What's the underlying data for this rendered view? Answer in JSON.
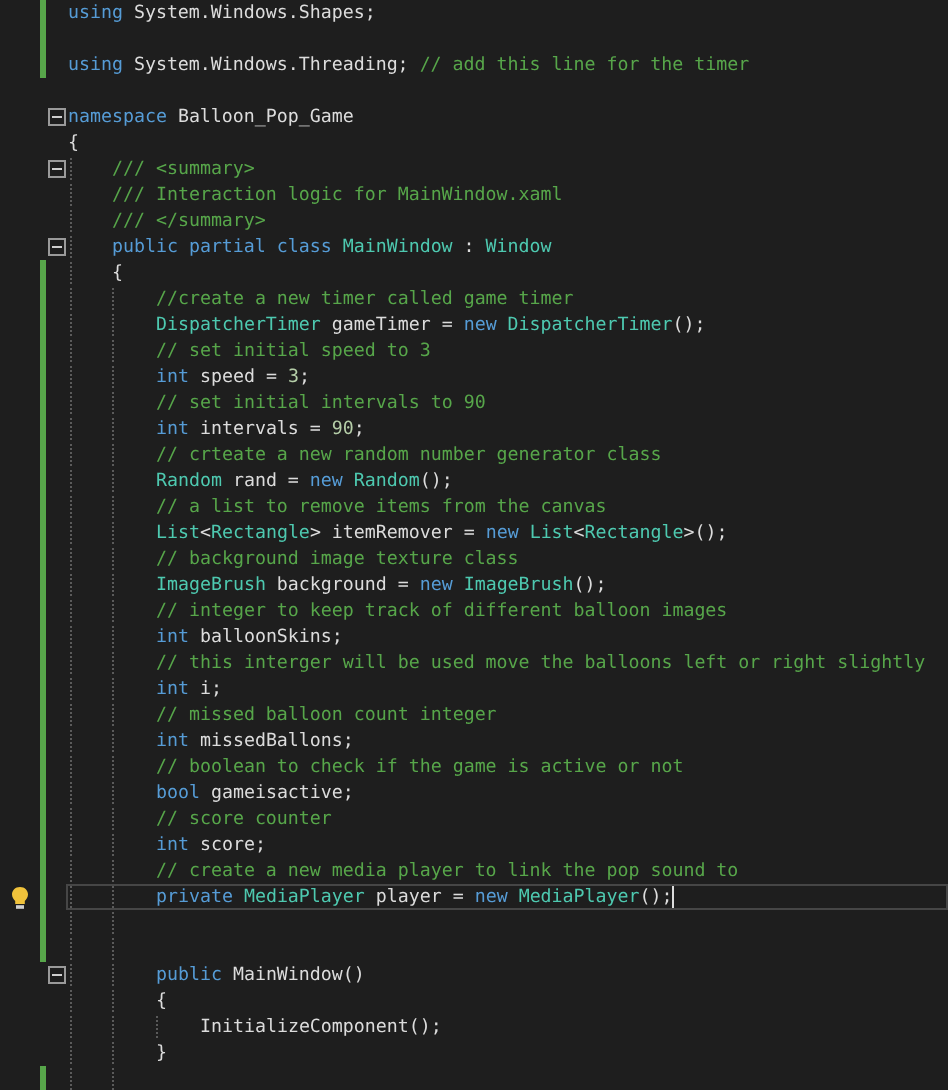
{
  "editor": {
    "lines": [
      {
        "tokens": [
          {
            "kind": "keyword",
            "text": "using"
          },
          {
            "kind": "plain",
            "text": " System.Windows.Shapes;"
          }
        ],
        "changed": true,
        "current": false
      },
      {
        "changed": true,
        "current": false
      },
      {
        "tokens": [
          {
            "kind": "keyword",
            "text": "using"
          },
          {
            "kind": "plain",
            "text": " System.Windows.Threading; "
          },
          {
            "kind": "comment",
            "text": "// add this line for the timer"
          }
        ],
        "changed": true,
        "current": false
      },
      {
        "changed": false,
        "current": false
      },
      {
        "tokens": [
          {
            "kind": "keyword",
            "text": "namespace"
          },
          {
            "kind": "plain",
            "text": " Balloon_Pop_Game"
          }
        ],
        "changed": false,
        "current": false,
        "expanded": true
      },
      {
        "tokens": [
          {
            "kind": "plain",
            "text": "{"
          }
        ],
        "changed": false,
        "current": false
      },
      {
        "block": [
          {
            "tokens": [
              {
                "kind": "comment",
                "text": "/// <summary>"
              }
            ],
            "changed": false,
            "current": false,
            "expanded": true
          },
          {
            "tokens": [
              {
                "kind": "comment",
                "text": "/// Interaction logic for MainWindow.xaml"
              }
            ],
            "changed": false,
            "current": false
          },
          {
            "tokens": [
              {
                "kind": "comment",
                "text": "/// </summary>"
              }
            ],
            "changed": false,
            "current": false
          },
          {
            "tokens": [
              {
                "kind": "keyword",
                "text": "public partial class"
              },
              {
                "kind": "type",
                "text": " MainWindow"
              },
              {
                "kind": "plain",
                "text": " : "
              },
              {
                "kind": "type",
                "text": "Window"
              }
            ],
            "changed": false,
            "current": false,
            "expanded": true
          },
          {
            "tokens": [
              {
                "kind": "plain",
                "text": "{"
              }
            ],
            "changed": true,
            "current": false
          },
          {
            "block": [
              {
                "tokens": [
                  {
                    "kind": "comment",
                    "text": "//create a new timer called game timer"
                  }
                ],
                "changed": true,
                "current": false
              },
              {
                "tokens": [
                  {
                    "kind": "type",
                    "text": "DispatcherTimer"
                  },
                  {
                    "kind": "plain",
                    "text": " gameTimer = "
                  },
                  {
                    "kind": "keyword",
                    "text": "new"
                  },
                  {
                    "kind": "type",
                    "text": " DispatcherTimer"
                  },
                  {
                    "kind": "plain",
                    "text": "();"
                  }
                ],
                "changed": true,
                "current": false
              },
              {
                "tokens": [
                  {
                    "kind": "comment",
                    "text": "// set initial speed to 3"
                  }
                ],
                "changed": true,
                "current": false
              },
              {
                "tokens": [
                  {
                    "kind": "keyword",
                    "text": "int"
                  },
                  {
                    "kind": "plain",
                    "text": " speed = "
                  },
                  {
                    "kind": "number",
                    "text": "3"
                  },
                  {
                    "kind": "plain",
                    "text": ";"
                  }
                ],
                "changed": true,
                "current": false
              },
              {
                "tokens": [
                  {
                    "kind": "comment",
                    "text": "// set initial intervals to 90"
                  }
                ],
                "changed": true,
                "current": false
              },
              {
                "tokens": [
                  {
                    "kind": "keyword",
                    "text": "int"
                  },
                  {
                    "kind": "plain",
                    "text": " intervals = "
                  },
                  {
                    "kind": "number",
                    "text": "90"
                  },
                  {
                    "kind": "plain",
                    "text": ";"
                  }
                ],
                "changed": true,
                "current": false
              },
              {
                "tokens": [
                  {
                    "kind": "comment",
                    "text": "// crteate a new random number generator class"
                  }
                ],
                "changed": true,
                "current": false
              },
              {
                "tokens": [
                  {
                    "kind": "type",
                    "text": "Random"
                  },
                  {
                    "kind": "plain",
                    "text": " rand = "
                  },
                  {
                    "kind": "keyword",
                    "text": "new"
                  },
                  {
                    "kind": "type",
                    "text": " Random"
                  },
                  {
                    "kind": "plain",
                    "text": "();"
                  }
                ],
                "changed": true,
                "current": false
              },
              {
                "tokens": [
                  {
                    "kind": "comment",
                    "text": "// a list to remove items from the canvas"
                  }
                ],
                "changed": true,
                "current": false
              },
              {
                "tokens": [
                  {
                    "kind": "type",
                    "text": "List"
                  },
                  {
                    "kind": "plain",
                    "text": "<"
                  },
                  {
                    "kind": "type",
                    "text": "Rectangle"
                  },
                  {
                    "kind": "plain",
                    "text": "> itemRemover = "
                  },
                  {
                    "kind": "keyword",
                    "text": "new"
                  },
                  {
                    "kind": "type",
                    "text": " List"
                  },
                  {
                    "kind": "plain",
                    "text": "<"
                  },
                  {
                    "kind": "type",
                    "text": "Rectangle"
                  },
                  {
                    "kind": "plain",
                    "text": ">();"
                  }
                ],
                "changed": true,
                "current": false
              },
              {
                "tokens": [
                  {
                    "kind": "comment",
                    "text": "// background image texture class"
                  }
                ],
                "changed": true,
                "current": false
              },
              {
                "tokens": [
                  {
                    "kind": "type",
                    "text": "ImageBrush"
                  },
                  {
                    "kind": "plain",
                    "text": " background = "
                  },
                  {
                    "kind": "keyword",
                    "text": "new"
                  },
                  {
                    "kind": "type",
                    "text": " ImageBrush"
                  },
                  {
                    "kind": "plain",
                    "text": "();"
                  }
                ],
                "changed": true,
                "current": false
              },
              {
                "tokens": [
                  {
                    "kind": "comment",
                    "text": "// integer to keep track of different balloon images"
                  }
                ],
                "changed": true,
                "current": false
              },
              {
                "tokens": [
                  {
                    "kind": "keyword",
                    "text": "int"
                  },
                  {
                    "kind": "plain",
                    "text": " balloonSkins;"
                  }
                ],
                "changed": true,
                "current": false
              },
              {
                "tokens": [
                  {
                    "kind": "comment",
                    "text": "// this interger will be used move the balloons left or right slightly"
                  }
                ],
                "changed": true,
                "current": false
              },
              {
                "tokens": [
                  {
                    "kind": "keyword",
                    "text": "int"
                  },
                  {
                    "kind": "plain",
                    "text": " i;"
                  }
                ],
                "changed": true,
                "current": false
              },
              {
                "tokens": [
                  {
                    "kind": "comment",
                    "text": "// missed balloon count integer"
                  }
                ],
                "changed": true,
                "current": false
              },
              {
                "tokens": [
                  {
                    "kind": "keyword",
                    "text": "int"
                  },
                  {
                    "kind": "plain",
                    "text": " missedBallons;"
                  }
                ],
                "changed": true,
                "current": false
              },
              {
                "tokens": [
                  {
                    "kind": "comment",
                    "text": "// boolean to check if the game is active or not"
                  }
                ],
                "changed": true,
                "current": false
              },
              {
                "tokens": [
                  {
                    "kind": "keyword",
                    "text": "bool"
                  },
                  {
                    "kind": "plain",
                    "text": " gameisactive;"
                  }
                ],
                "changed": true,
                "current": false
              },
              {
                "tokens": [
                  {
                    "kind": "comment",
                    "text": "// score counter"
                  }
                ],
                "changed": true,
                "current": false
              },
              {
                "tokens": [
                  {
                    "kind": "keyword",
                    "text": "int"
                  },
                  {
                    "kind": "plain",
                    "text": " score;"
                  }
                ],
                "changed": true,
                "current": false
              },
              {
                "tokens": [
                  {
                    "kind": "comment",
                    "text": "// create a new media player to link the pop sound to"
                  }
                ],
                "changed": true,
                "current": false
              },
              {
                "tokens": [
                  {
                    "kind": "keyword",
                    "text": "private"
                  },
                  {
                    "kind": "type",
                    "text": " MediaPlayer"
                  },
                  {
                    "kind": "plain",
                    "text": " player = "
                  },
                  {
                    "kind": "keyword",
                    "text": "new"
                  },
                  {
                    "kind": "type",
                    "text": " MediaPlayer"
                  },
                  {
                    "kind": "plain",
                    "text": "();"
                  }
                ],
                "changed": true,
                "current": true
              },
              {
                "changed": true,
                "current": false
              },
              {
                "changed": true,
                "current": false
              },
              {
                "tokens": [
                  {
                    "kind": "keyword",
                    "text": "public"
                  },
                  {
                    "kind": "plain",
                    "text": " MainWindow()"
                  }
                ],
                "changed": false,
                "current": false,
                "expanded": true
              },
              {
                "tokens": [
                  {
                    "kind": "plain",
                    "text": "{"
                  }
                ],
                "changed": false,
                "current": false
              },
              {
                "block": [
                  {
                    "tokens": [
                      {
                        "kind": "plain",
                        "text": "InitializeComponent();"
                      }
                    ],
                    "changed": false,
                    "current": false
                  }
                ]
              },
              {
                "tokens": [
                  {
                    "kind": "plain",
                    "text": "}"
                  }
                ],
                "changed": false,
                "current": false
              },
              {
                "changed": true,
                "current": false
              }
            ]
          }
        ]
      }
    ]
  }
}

◆ **Required work**
Above are the records; copy every line in them that holds the word "class".

◆ **Written reply**
                "text": "public partial class"
                    "text": "// crteate a new random number generator class"
                    "text": "// background image texture class"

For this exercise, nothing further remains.